--- TASK GOAL ---
Go through the entries and say how many lines contain the string "Very". The number is the whole answer.

Chart and figure data
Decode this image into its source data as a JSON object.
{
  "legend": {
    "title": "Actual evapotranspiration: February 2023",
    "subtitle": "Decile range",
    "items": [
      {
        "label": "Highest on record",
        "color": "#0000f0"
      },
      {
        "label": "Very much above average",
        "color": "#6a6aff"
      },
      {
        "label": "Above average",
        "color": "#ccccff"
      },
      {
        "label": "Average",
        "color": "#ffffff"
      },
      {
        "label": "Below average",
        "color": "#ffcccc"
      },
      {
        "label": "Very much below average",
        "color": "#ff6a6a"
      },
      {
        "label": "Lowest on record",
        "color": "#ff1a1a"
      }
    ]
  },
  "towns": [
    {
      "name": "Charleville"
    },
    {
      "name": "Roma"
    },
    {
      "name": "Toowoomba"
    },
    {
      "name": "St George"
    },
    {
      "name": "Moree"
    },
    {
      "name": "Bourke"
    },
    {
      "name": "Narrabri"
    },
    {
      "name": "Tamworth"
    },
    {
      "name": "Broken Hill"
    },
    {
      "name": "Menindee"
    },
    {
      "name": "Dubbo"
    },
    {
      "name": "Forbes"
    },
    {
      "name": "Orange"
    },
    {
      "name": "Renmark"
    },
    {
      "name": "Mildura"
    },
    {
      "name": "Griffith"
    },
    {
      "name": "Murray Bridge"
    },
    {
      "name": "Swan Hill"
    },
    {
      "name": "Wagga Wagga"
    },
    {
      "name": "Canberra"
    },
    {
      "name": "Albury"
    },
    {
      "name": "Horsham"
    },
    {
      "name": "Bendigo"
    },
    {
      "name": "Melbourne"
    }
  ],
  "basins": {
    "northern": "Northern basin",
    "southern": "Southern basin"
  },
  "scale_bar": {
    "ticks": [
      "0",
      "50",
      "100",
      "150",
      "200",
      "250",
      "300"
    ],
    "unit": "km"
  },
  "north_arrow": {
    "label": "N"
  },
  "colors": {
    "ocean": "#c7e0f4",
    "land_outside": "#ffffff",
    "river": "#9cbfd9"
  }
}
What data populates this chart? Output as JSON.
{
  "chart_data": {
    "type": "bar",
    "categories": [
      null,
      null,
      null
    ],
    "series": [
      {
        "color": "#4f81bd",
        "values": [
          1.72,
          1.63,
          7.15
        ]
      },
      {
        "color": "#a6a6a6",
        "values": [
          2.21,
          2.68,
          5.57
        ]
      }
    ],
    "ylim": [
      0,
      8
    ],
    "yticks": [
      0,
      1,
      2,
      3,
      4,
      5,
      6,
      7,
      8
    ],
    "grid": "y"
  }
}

--- WRITTEN ANSWER ---
2